■ TO BE DONE ■
Extract each line from the entries below that has the string "расстояние" in it.

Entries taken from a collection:
========

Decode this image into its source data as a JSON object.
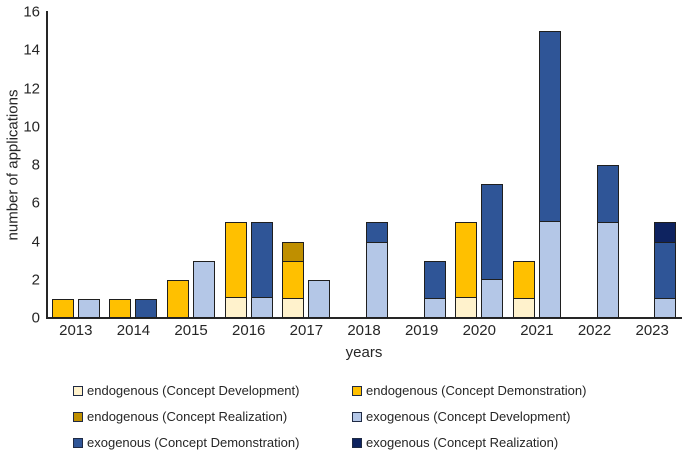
{
  "chart_data": {
    "type": "bar",
    "stacked": true,
    "title": "",
    "xlabel": "years",
    "ylabel": "number of applications",
    "ylim": [
      0,
      16
    ],
    "ytick_step": 2,
    "grid": false,
    "legend_position": "bottom",
    "categories": [
      "2013",
      "2014",
      "2015",
      "2016",
      "2017",
      "2018",
      "2019",
      "2020",
      "2021",
      "2022",
      "2023"
    ],
    "stacks": [
      "endogenous",
      "exogenous"
    ],
    "series": [
      {
        "name": "endogenous (Concept Development)",
        "stack": "endogenous",
        "color": "#FFF2CC",
        "values": [
          0,
          0,
          0,
          1,
          1,
          0,
          0,
          1,
          1,
          0,
          0
        ]
      },
      {
        "name": "endogenous (Concept Demonstration)",
        "stack": "endogenous",
        "color": "#FFC000",
        "values": [
          1,
          1,
          2,
          4,
          2,
          0,
          0,
          4,
          2,
          0,
          0
        ]
      },
      {
        "name": "endogenous (Concept Realization)",
        "stack": "endogenous",
        "color": "#BF8F00",
        "values": [
          0,
          0,
          0,
          0,
          1,
          0,
          0,
          0,
          0,
          0,
          0
        ]
      },
      {
        "name": "exogenous (Concept Development)",
        "stack": "exogenous",
        "color": "#B4C7E7",
        "values": [
          1,
          0,
          3,
          1,
          2,
          4,
          1,
          2,
          5,
          5,
          1
        ]
      },
      {
        "name": "exogenous (Concept Demonstration)",
        "stack": "exogenous",
        "color": "#2F5597",
        "values": [
          0,
          1,
          0,
          4,
          0,
          1,
          2,
          5,
          10,
          3,
          3
        ]
      },
      {
        "name": "exogenous (Concept Realization)",
        "stack": "exogenous",
        "color": "#0E2360",
        "values": [
          0,
          0,
          0,
          0,
          0,
          0,
          0,
          0,
          0,
          0,
          1
        ]
      }
    ]
  }
}
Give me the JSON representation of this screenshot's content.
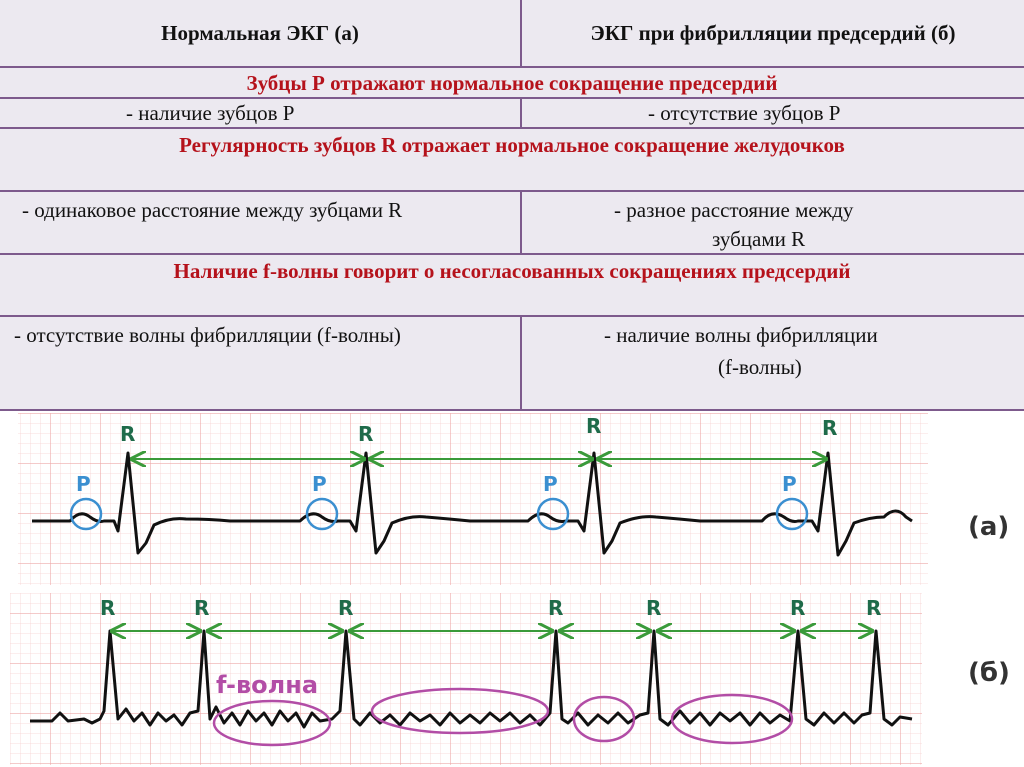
{
  "table": {
    "header_left": "Нормальная ЭКГ (а)",
    "header_right": "ЭКГ при фибрилляции предсердий (б)",
    "section1_title": "Зубцы Р отражают нормальное сокращение предсердий",
    "row1_left": "- наличие зубцов Р",
    "row1_right": "- отсутствие зубцов Р",
    "section2_title": "Регулярность зубцов R отражает нормальное сокращение желудочков",
    "row2_left": "- одинаковое расстояние между зубцами R",
    "row2_right_line1": "- разное расстояние между",
    "row2_right_line2": "зубцами R",
    "section3_title": "Наличие f-волны говорит о несогласованных сокращениях предсердий",
    "row3_left": "- отсутствие волны фибрилляции  (f-волны)",
    "row3_right_line1": "- наличие волны фибрилляции",
    "row3_right_line2": "(f-волны)"
  },
  "ecg": {
    "r_label": "R",
    "p_label": "P",
    "f_wave_label": "f-волна",
    "label_a": "(а)",
    "label_b": "(б)",
    "colors": {
      "trace": "#111111",
      "arrow": "#3a9a3a",
      "r_label": "#1f6b4a",
      "p_circle": "#3b8fd0",
      "f_ellipse": "#b24da6",
      "grid": "#f2b8b8"
    }
  }
}
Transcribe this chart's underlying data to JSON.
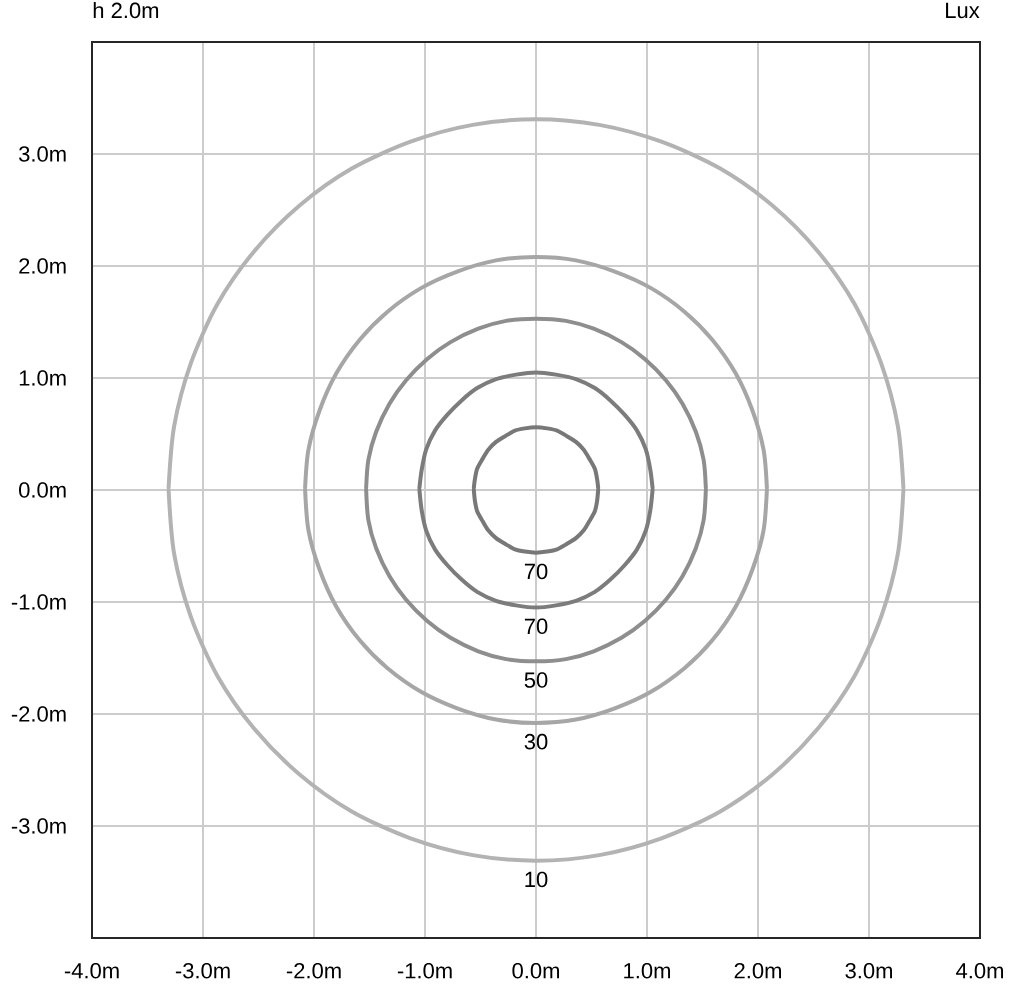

========

■ OUTPUT BELOW ■
    "row2_left": "- одинаковое расстояние между зубцами R",
    "row2_right_line1": "- разное расстояние между",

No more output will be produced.